* GIVEN TEXT *
━━━━
In that case the TE uses the initialization message to request the
adaptive synchronization type for use, the synchronization type
being provided with a specific Alert code in the SyncML standard.
If the S supports adaptive synchronization, the routine may proceed
according to steps 402-408 described above to select the selection
data sets in the synchronization client device TE and the
synchronization server S. When the TE has determined the selection
data set, it sends the modifications (Client Modifications) that
have taken place since the last synchronization session to the
synchronization server S. The TE may also send additional
requirements relating to the determining of the selection data set,
for example that a particular data unit must be included in the
set, which the server S must take into account when selecting the
selection data set. TE preferences and other data relating to
adaptive synchronization may be transmitted in a Meta element and
in an EMI field, for example. The S selects (402-408) its selection
data set in a similar manner. The server S preferably carries out
the selection such that at least the data unit modifications sent
by the TE are taken into account. Alternatively, it is possible
that the S informs the terminal TE about the selection data set it
has selected prior to the synchronization. This, however, causes
increased delay and adds to the amount of data to be
transferred.
[0038] The S harmonizes the data units in the selection data set it
has selected on the basis of the modifications sent by the TE and
those made into the database (DB) synchronized by the server S.
After the harmonization, the S sends the modifications (Server
Modifications) that have taken place in the selection data set
since the last synchronization session to the TE. On the basis of
the modifications, the TE modifies the data units in its memory
MEM. According to an embodiment, the TE may send information about
the initial data set and other preferences, if any, during the
initialization to the server S, which selects the selection data
set on the basis of the metadata and the initial data set.
[0039] FIG. 5 shows a method according to a second preferred
embodiment of the invention in which the metadata can be used also
for excluding data units of the initial data set. Metadata, which
can be updated in the above described manner and which comprises
relevance and utility information, is collected 501 into the
system. The relevance and utility values of the data units can be
changed, even if the data units concerned were in the initial data
set. When a need arises to carry out synchronization, an initial
data set is determined 502. Next, at least metadata associated with
the initial data units of the initial data set are retrieved 503,
i.e. the links between the initial data units are defined.
━━━━
* DATA SHOWN *
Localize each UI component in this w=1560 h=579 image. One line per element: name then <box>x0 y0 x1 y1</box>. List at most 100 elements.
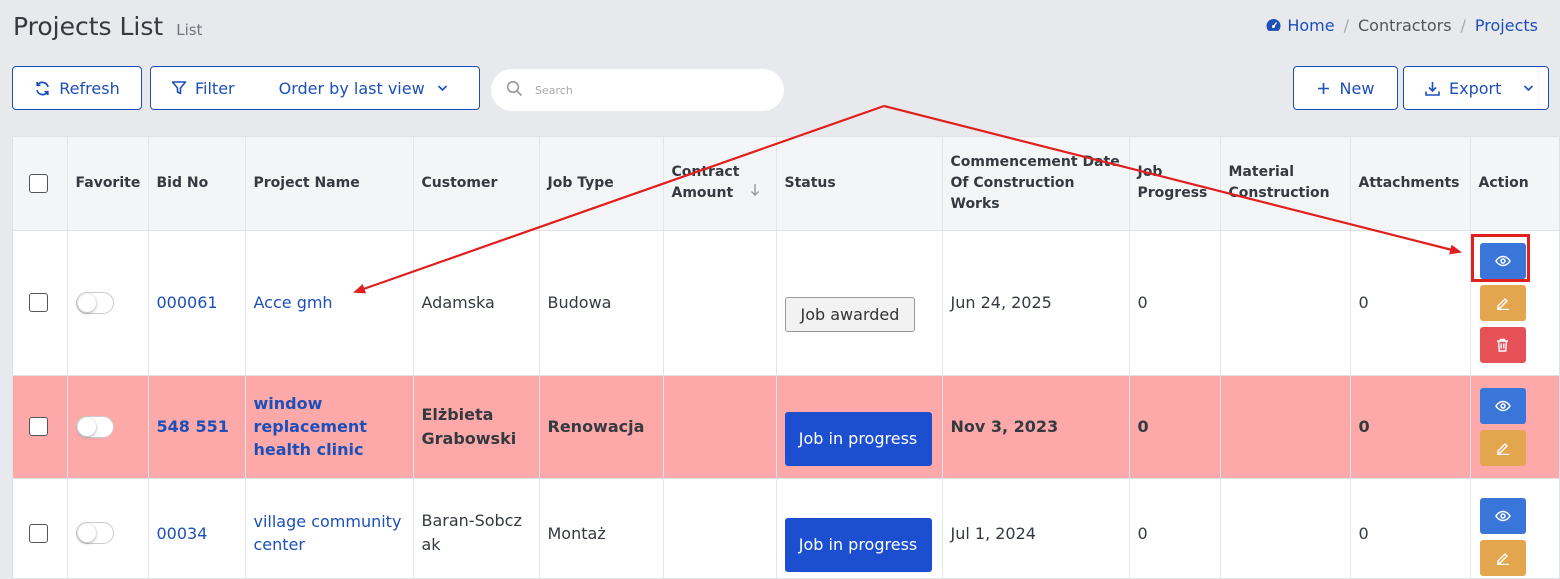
breadcrumb-contractors[interactable]: Contractors <box>1358 16 1452 35</box>
new-button[interactable]: New <box>1293 66 1398 110</box>
favorite-toggle[interactable] <box>75 522 114 544</box>
refresh-button[interactable]: Refresh <box>12 66 142 110</box>
job-progress-cell: 0 <box>1129 478 1221 578</box>
view-button[interactable] <box>1479 498 1526 534</box>
job-type-cell: Budowa <box>539 230 664 376</box>
chevron-down-icon[interactable] <box>1523 84 1534 92</box>
search-icon <box>506 80 523 101</box>
edit-button[interactable] <box>1479 429 1526 466</box>
attachments-cell: 0 <box>1350 375 1471 479</box>
action-buttons <box>1471 242 1560 363</box>
page-subtitle: List <box>176 21 203 39</box>
projects-table: Favorite Bid No Project Name Customer Jo… <box>12 136 1560 579</box>
action-cell <box>1470 375 1560 479</box>
bid-no-link[interactable]: 000061 <box>148 230 246 376</box>
status-cell: Job in progress <box>776 478 943 578</box>
status-cell: Job in progress <box>776 375 943 479</box>
new-label: New <box>1339 78 1375 98</box>
job-progress-cell: 0 <box>1129 230 1221 376</box>
commencement-cell: Jun 24, 2025 <box>942 230 1130 376</box>
select-all-cell <box>13 137 68 231</box>
attachments-cell: 0 <box>1350 478 1471 578</box>
col-favorite[interactable]: Favorite <box>67 137 149 231</box>
action-buttons <box>1471 387 1560 466</box>
breadcrumb-separator: / <box>1460 16 1466 35</box>
col-project-name[interactable]: Project Name <box>245 137 414 231</box>
bid-no-link[interactable]: 548 551 <box>148 375 246 479</box>
project-name-link[interactable]: village community center <box>245 478 414 578</box>
commencement-cell: Nov 3, 2023 <box>942 375 1130 479</box>
eye-icon <box>1494 400 1511 411</box>
order-label: Order by last view <box>278 78 425 98</box>
table-header-row: Favorite Bid No Project Name Customer Jo… <box>13 137 1559 231</box>
col-action: Action <box>1470 137 1559 231</box>
refresh-icon <box>34 80 51 97</box>
material-cell <box>1220 230 1351 376</box>
status-badge[interactable]: Job in progress <box>784 411 932 466</box>
contract-amount-cell <box>663 375 777 479</box>
attachments-cell: 0 <box>1350 230 1471 376</box>
job-progress-cell: 0 <box>1129 375 1221 479</box>
filter-icon <box>171 80 187 96</box>
col-job-progress[interactable]: Job Progress <box>1129 137 1221 231</box>
bid-no-link[interactable]: 00034 <box>148 478 246 578</box>
breadcrumb-projects[interactable]: Projects <box>1474 16 1538 35</box>
status-cell: Job awarded <box>776 230 943 376</box>
dashboard-icon <box>1265 17 1282 34</box>
edit-button[interactable] <box>1479 284 1526 321</box>
breadcrumb: Home / Contractors / Projects <box>1265 16 1538 35</box>
customer-cell: Elżbieta Grabowski <box>413 375 540 479</box>
contract-amount-cell <box>663 478 777 578</box>
plus-icon <box>1317 82 1330 95</box>
job-type-cell: Montaż <box>539 478 664 578</box>
download-icon <box>1424 80 1441 97</box>
row-checkbox[interactable] <box>29 293 48 312</box>
contract-amount-cell <box>663 230 777 376</box>
favorite-toggle[interactable] <box>75 415 114 438</box>
page-header: Projects List List <box>13 12 202 41</box>
col-contract-amount-label: Contract Amount <box>671 164 740 202</box>
col-contract-amount[interactable]: Contract Amount <box>663 137 777 231</box>
action-cell <box>1470 478 1560 578</box>
col-commencement[interactable]: Commencement Date Of Construction Works <box>942 137 1130 231</box>
sort-down-icon <box>750 182 760 203</box>
action-buttons <box>1471 498 1560 576</box>
col-attachments[interactable]: Attachments <box>1350 137 1471 231</box>
view-button[interactable] <box>1479 387 1526 424</box>
table-row: 548 551 window replacement health clinic… <box>13 375 1560 479</box>
pencil-icon <box>1496 442 1509 455</box>
order-dropdown[interactable]: Order by last view <box>279 79 448 98</box>
export-button[interactable]: Export <box>1403 66 1549 110</box>
action-cell <box>1470 230 1560 376</box>
delete-button[interactable] <box>1479 326 1526 363</box>
col-status[interactable]: Status <box>776 137 943 231</box>
material-cell <box>1220 375 1351 479</box>
col-bid-no[interactable]: Bid No <box>148 137 246 231</box>
commencement-cell: Jul 1, 2024 <box>942 478 1130 578</box>
filter-label: Filter <box>195 78 235 98</box>
export-label: Export <box>1449 78 1502 98</box>
job-type-cell: Renowacja <box>539 375 664 479</box>
row-checkbox[interactable] <box>29 523 48 543</box>
project-name-link[interactable]: window replacement health clinic <box>245 375 414 479</box>
customer-cell: Adamska <box>413 230 540 376</box>
favorite-toggle[interactable] <box>75 291 114 314</box>
customer-cell: Baran-Sobczak <box>413 478 540 578</box>
status-badge[interactable]: Job awarded <box>784 297 916 332</box>
view-button[interactable] <box>1479 242 1526 279</box>
col-material[interactable]: Material Construction <box>1220 137 1351 231</box>
breadcrumb-home[interactable]: Home <box>1287 16 1335 35</box>
filter-button[interactable]: Filter <box>171 79 235 98</box>
col-customer[interactable]: Customer <box>413 137 540 231</box>
project-name-link[interactable]: Acce gmh <box>245 230 414 376</box>
select-all-checkbox[interactable] <box>29 173 48 193</box>
edit-button[interactable] <box>1479 540 1526 576</box>
row-checkbox[interactable] <box>29 417 48 436</box>
pencil-icon <box>1496 297 1509 310</box>
search-input[interactable] <box>535 83 755 97</box>
table-row: 00034 village community center Baran-Sob… <box>13 478 1560 578</box>
eye-icon <box>1494 510 1511 522</box>
status-badge[interactable]: Job in progress <box>784 518 932 572</box>
col-job-type[interactable]: Job Type <box>539 137 664 231</box>
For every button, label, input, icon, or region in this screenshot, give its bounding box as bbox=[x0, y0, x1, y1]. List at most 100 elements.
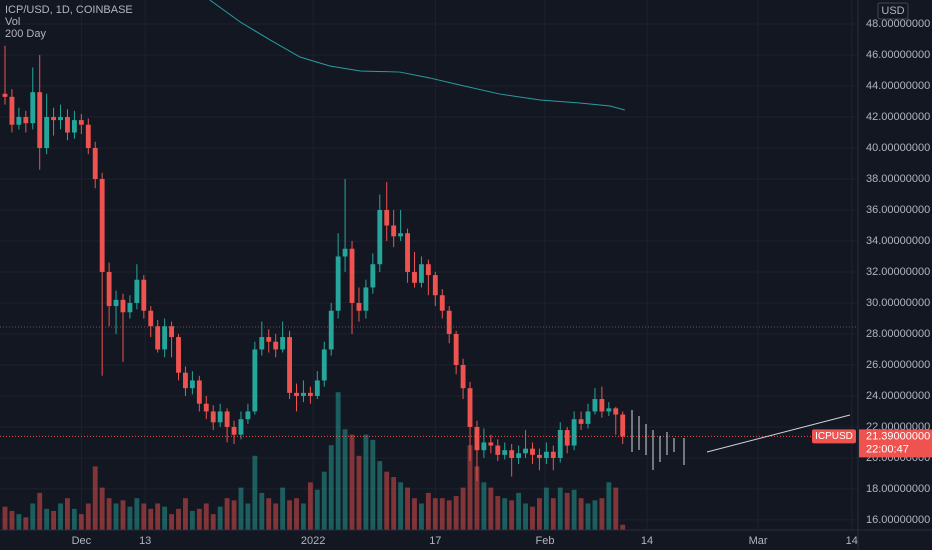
y-tick-label: 26.00000000 bbox=[866, 359, 930, 371]
volume-bar bbox=[155, 503, 161, 530]
candle-body bbox=[564, 430, 570, 446]
candle-body bbox=[432, 275, 438, 296]
volume-bar bbox=[543, 487, 549, 530]
volume-bar bbox=[606, 482, 612, 530]
volume-bar bbox=[502, 498, 508, 530]
y-tick-label: 30.00000000 bbox=[866, 297, 930, 309]
volume-bar bbox=[273, 503, 279, 530]
candle-body bbox=[509, 450, 515, 458]
currency[interactable]: USD bbox=[881, 5, 904, 17]
candle-body bbox=[16, 117, 22, 125]
y-tick-label: 48.00000000 bbox=[866, 18, 930, 30]
volume-bar bbox=[245, 503, 251, 530]
candle-body bbox=[550, 451, 556, 458]
candle-body bbox=[606, 408, 612, 412]
candle-body bbox=[342, 248, 348, 257]
volume-bar bbox=[189, 510, 195, 530]
volume-bar bbox=[439, 498, 445, 530]
volume-bar bbox=[2, 506, 8, 530]
candle-body bbox=[217, 411, 223, 423]
volume-bar bbox=[564, 492, 570, 530]
candle-body bbox=[349, 248, 355, 303]
candle-body bbox=[259, 337, 265, 350]
volume-bar bbox=[530, 506, 535, 530]
candle-body bbox=[557, 430, 563, 458]
volume-bar bbox=[71, 508, 77, 530]
volume-bar bbox=[127, 506, 133, 530]
candle-body bbox=[391, 225, 397, 237]
candle-body bbox=[58, 117, 63, 121]
volume-bar bbox=[78, 514, 84, 530]
candle-body bbox=[252, 349, 258, 412]
volume-bar bbox=[620, 524, 626, 530]
volume-bar bbox=[571, 489, 577, 530]
candle-body bbox=[203, 403, 209, 412]
volume-pane bbox=[2, 392, 626, 530]
candle-body bbox=[613, 408, 619, 415]
plot bbox=[0, 0, 858, 482]
y-tick-label: 46.00000000 bbox=[866, 49, 930, 61]
volume-bar bbox=[432, 498, 438, 530]
candle-body bbox=[99, 178, 105, 272]
volume-bar bbox=[550, 498, 556, 530]
candle-body bbox=[176, 337, 181, 373]
volume-bar bbox=[266, 498, 272, 530]
candle-body bbox=[307, 392, 313, 396]
x-tick-label: Feb bbox=[535, 535, 554, 547]
candle-body bbox=[495, 445, 501, 455]
volume-bar bbox=[516, 492, 522, 530]
candle-body bbox=[78, 120, 84, 125]
countdown: 22:00:47 bbox=[866, 443, 909, 455]
volume-bar bbox=[363, 434, 369, 530]
volume-bar bbox=[328, 445, 334, 530]
candle-body bbox=[571, 419, 577, 446]
candle-body bbox=[210, 411, 216, 423]
volume-bar bbox=[523, 503, 528, 530]
candle-body bbox=[183, 372, 188, 389]
volume-bar bbox=[51, 510, 57, 530]
candle-body bbox=[189, 380, 195, 389]
y-tick-label: 40.00000000 bbox=[866, 142, 930, 154]
volume-bar bbox=[370, 439, 376, 530]
candle-body bbox=[370, 264, 376, 288]
y-tick-label: 38.00000000 bbox=[866, 173, 930, 185]
candle-body bbox=[9, 96, 15, 125]
volume-bar bbox=[259, 492, 265, 530]
projection bbox=[631, 410, 851, 470]
volume-bar bbox=[99, 487, 105, 530]
volume-bar bbox=[44, 508, 50, 530]
candle-body bbox=[585, 411, 591, 424]
volume-bar bbox=[196, 508, 202, 530]
y-tick-label: 34.00000000 bbox=[866, 235, 930, 247]
candle-body bbox=[120, 299, 126, 313]
candle-body bbox=[578, 419, 584, 424]
volume-bar bbox=[287, 500, 292, 530]
last-price-box bbox=[859, 429, 932, 458]
candle-body bbox=[2, 93, 8, 97]
candle-body bbox=[301, 392, 306, 396]
volume-bar bbox=[481, 482, 487, 530]
candle-body bbox=[467, 388, 473, 427]
candle-body bbox=[294, 392, 299, 396]
volume-bar bbox=[37, 492, 43, 530]
volume-bar bbox=[453, 496, 459, 530]
volume-bar bbox=[280, 487, 286, 530]
volume-bar bbox=[557, 487, 563, 530]
candle-body bbox=[536, 454, 542, 458]
symbol-tag: ICPUSD bbox=[815, 431, 853, 442]
candle-body bbox=[620, 414, 626, 437]
currency-box[interactable] bbox=[877, 2, 909, 20]
y-tick-label: 28.00000000 bbox=[866, 328, 930, 340]
volume-bar bbox=[85, 503, 91, 530]
y-tick-label: 42.00000000 bbox=[866, 111, 930, 123]
volume-bar bbox=[141, 503, 147, 530]
candle-body bbox=[592, 399, 598, 412]
candle-body bbox=[314, 380, 320, 396]
volume-bar bbox=[58, 503, 63, 530]
candle-body bbox=[169, 326, 175, 338]
candle-body bbox=[266, 337, 272, 342]
volume-bar bbox=[252, 455, 258, 530]
volume-bar bbox=[183, 498, 188, 530]
candle-body bbox=[85, 124, 91, 148]
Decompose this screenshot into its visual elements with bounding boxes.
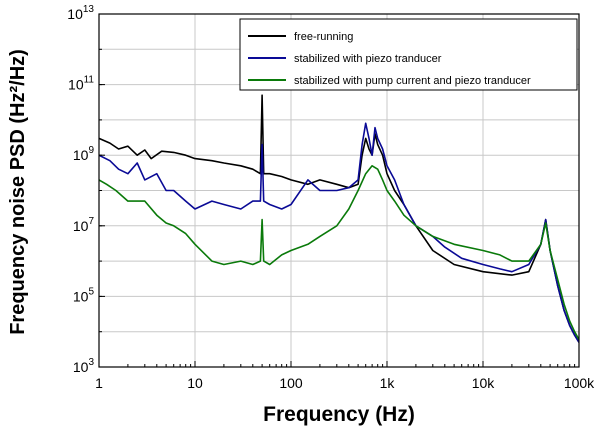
series-line-2 (99, 122, 579, 343)
legend: free-running stabilized with piezo trandu… (239, 18, 578, 91)
legend-label-1: free-running (294, 31, 353, 43)
y-tick-label: 107 (73, 216, 95, 234)
x-tick-label: 1 (95, 375, 103, 391)
x-tick-label: 100 (279, 375, 303, 391)
series-line-1 (99, 94, 579, 343)
y-tick-label: 105 (73, 286, 95, 304)
series-line-3 (99, 165, 579, 340)
legend-box (239, 18, 578, 91)
y-axis: 103 105 107 109 1011 1013 (67, 4, 105, 375)
x-tick-label: 10k (472, 375, 496, 391)
x-tick-label: 1k (380, 375, 396, 391)
series-layer (99, 94, 579, 343)
x-tick-label: 100k (564, 375, 595, 391)
y-tick-label: 1011 (68, 75, 94, 93)
y-tick-label: 1013 (67, 4, 94, 22)
x-tick-label: 10 (187, 375, 203, 391)
y-tick-label: 109 (73, 145, 95, 163)
y-axis-title: Frequency noise PSD (Hz²/Hz) (7, 49, 29, 335)
y-tick-label: 103 (73, 357, 95, 375)
legend-label-3: stabilized with pump current and piezo t… (294, 75, 531, 87)
x-axis: 1 10 100 1k 10k 100k (95, 361, 595, 391)
legend-label-2: stabilized with piezo tranducer (294, 53, 442, 65)
x-axis-title: Frequency (Hz) (263, 403, 415, 426)
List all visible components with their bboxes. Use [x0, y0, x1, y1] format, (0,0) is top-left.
━━━━
* EXERCISE *
Reproduce the passage above on adaptive synchronization word for word, in full.

* SOLUTION *
In that case the TE uses the initialization message to request the
adaptive synchronization type for use, the synchronization type
being provided with a specific Alert code in the SyncML standard.
If the S supports adaptive synchronization, the routine may proceed
according to steps 402-408 described above to select the selection
data sets in the synchronization client device TE and the
synchronization server S. When the TE has determined the selection
data set, it sends the modifications (Client Modifications) that
have taken place since the last synchronization session to the
synchronization server S. The TE may also send additional
requirements relating to the determining of the selection data set,
for example that a particular data unit must be included in the
set, which the server S must take into account when selecting the
selection data set. TE preferences and other data relating to
adaptive synchronization may be transmitted in a Meta element and
in an EMI field, for example. The S selects (402-408) its selection
data set in a similar manner. The server S preferably carries out
the selection such that at least the data unit modifications sent
by the TE are taken into account. Alternatively, it is possible
that the S informs the terminal TE about the selection data set it
has selected prior to the synchronization. This, however, causes
increased delay and adds to the amount of data to be
transferred.
[0038] The S harmonizes the data units in the selection data set it
has selected on the basis of the modifications sent by the TE and
those made into the database (DB) synchronized by the server S.
After the harmonization, the S sends the modifications (Server
Modifications) that have taken place in the selection data set
since the last synchronization session to the TE. On the basis of
the modifications, the TE modifies the data units in its memory
MEM. According to an embodiment, the TE may send information about
the initial data set and other preferences, if any, during the
initialization to the server S, which selects the selection data
set on the basis of the metadata and the initial data set.
[0039] FIG. 5 shows a method according to a second preferred
embodiment of the invention in which the metadata can be used also
for excluding data units of the initial data set. Metadata, which
can be updated in the above described manner and which comprises
relevance and utility information, is collected 501 into the
system. The relevance and utility values of the data units can be
changed, even if the data units concerned were in the initial data
set. When a need arises to carry out synchronization, an initial
data set is determined 502. Next, at least metadata associated with
the initial data units of the initial data set are retrieved 503,
i.e. the links between the initial data units are defined.